### Your instructions
Reproduce the listing below exactly. Pictures do not belong in the copy.

### Task data
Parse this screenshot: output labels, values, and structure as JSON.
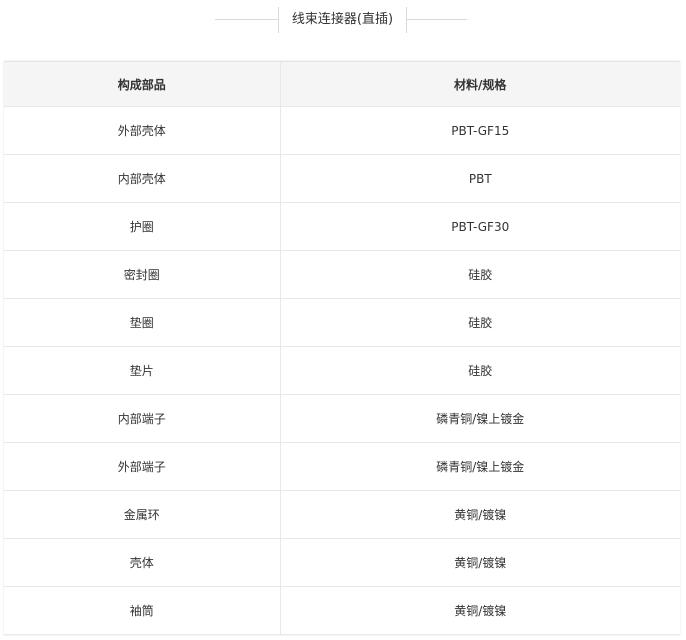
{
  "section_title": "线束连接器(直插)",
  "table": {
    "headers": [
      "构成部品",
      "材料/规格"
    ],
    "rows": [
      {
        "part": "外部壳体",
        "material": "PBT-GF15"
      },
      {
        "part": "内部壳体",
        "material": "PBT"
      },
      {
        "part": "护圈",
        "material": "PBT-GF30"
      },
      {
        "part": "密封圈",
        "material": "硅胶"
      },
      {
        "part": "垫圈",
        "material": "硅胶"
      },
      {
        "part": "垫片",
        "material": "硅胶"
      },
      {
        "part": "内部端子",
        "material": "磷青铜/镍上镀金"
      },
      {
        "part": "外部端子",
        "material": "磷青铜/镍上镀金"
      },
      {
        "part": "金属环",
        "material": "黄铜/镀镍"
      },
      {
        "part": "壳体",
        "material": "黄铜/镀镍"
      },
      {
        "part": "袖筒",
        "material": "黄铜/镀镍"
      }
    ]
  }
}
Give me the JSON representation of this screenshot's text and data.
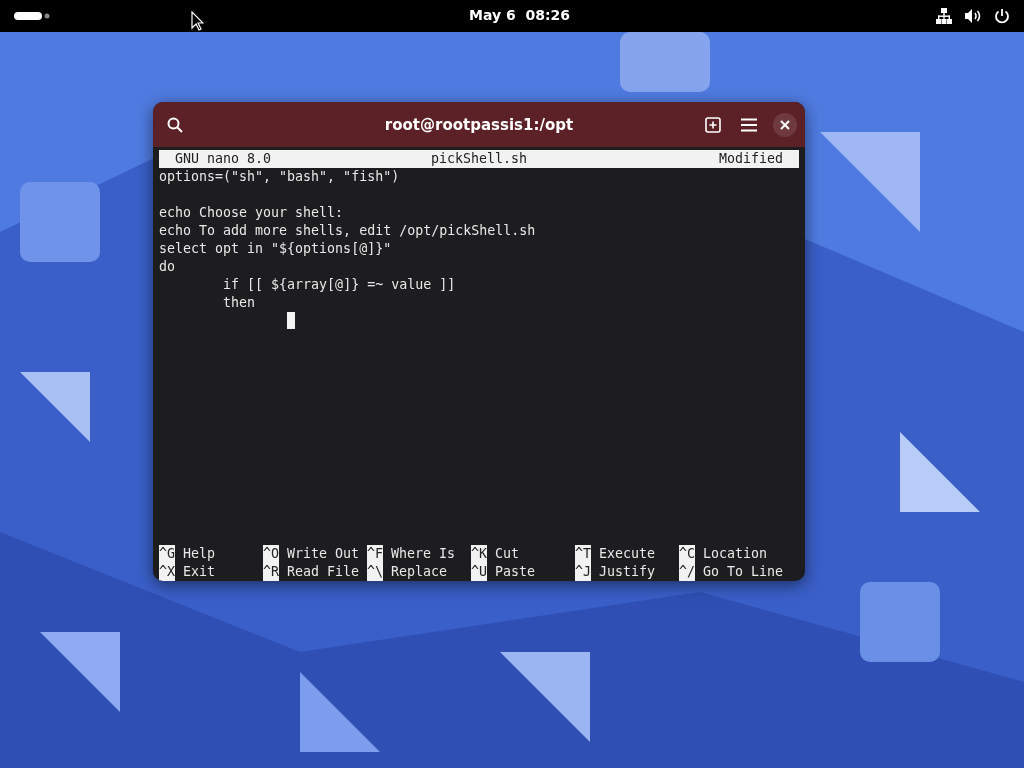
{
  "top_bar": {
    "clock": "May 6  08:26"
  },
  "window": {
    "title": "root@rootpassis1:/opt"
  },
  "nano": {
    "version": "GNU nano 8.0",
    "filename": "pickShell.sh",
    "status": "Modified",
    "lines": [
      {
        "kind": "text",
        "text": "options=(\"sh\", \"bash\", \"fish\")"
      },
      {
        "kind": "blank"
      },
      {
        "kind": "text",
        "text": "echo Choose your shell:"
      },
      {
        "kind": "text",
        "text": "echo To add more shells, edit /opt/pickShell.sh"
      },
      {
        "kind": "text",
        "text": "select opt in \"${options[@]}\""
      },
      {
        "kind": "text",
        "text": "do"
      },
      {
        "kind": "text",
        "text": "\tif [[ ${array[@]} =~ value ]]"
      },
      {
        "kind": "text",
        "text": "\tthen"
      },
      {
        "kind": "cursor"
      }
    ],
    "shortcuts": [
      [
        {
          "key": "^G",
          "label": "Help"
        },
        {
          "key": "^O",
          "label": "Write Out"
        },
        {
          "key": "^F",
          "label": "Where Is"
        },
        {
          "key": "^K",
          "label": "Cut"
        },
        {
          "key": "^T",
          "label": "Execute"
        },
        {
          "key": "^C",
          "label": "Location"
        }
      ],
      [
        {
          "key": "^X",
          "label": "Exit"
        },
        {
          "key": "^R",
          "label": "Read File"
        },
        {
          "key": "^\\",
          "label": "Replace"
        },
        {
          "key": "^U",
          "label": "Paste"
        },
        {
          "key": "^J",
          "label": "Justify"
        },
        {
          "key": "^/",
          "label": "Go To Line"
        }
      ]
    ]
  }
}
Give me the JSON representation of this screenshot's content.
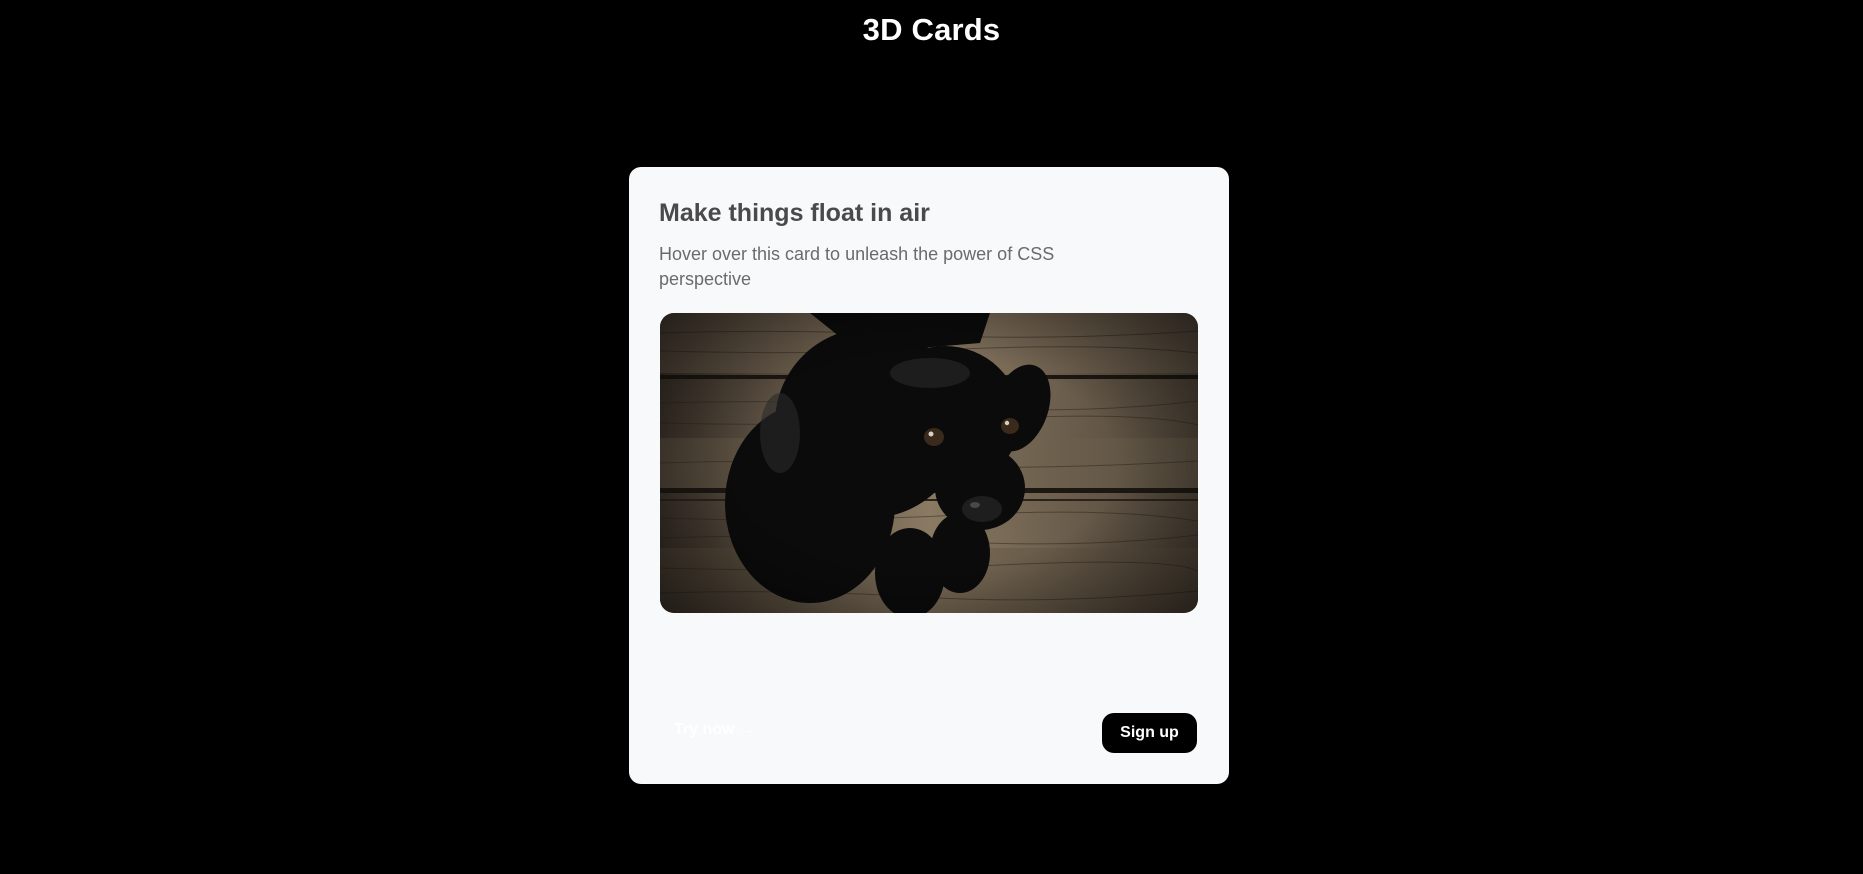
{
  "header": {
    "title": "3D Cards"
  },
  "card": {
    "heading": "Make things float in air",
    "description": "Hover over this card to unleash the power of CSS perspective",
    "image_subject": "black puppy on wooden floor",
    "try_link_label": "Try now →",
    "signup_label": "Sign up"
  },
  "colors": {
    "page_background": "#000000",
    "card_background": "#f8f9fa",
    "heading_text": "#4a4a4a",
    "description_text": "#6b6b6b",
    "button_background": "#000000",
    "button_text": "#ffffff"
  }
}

### Solution to the problem
Parse this screenshot: output labels, values, and structure as JSON.
{
  "section_title": "线束连接器(直插)",
  "table": {
    "headers": [
      "构成部品",
      "材料/规格"
    ],
    "rows": [
      {
        "part": "外部壳体",
        "material": "PBT-GF15"
      },
      {
        "part": "内部壳体",
        "material": "PBT"
      },
      {
        "part": "护圈",
        "material": "PBT-GF30"
      },
      {
        "part": "密封圈",
        "material": "硅胶"
      },
      {
        "part": "垫圈",
        "material": "硅胶"
      },
      {
        "part": "垫片",
        "material": "硅胶"
      },
      {
        "part": "内部端子",
        "material": "磷青铜/镍上镀金"
      },
      {
        "part": "外部端子",
        "material": "磷青铜/镍上镀金"
      },
      {
        "part": "金属环",
        "material": "黄铜/镀镍"
      },
      {
        "part": "壳体",
        "material": "黄铜/镀镍"
      },
      {
        "part": "袖筒",
        "material": "黄铜/镀镍"
      }
    ]
  }
}
Give me the JSON representation of this screenshot's text and data.
{
  "top_bar": {
    "clock": "May 6  08:26"
  },
  "window": {
    "title": "root@rootpassis1:/opt"
  },
  "nano": {
    "version": "GNU nano 8.0",
    "filename": "pickShell.sh",
    "status": "Modified",
    "lines": [
      {
        "kind": "text",
        "text": "options=(\"sh\", \"bash\", \"fish\")"
      },
      {
        "kind": "blank"
      },
      {
        "kind": "text",
        "text": "echo Choose your shell:"
      },
      {
        "kind": "text",
        "text": "echo To add more shells, edit /opt/pickShell.sh"
      },
      {
        "kind": "text",
        "text": "select opt in \"${options[@]}\""
      },
      {
        "kind": "text",
        "text": "do"
      },
      {
        "kind": "text",
        "text": "\tif [[ ${array[@]} =~ value ]]"
      },
      {
        "kind": "text",
        "text": "\tthen"
      },
      {
        "kind": "cursor"
      }
    ],
    "shortcuts": [
      [
        {
          "key": "^G",
          "label": "Help"
        },
        {
          "key": "^O",
          "label": "Write Out"
        },
        {
          "key": "^F",
          "label": "Where Is"
        },
        {
          "key": "^K",
          "label": "Cut"
        },
        {
          "key": "^T",
          "label": "Execute"
        },
        {
          "key": "^C",
          "label": "Location"
        }
      ],
      [
        {
          "key": "^X",
          "label": "Exit"
        },
        {
          "key": "^R",
          "label": "Read File"
        },
        {
          "key": "^\\",
          "label": "Replace"
        },
        {
          "key": "^U",
          "label": "Paste"
        },
        {
          "key": "^J",
          "label": "Justify"
        },
        {
          "key": "^/",
          "label": "Go To Line"
        }
      ]
    ]
  }
}
Give me the JSON representation of this screenshot's content.
{
  "header": {
    "title": "3D Cards"
  },
  "card": {
    "heading": "Make things float in air",
    "description": "Hover over this card to unleash the power of CSS perspective",
    "image_subject": "black puppy on wooden floor",
    "try_link_label": "Try now →",
    "signup_label": "Sign up"
  },
  "colors": {
    "page_background": "#000000",
    "card_background": "#f8f9fa",
    "heading_text": "#4a4a4a",
    "description_text": "#6b6b6b",
    "button_background": "#000000",
    "button_text": "#ffffff"
  }
}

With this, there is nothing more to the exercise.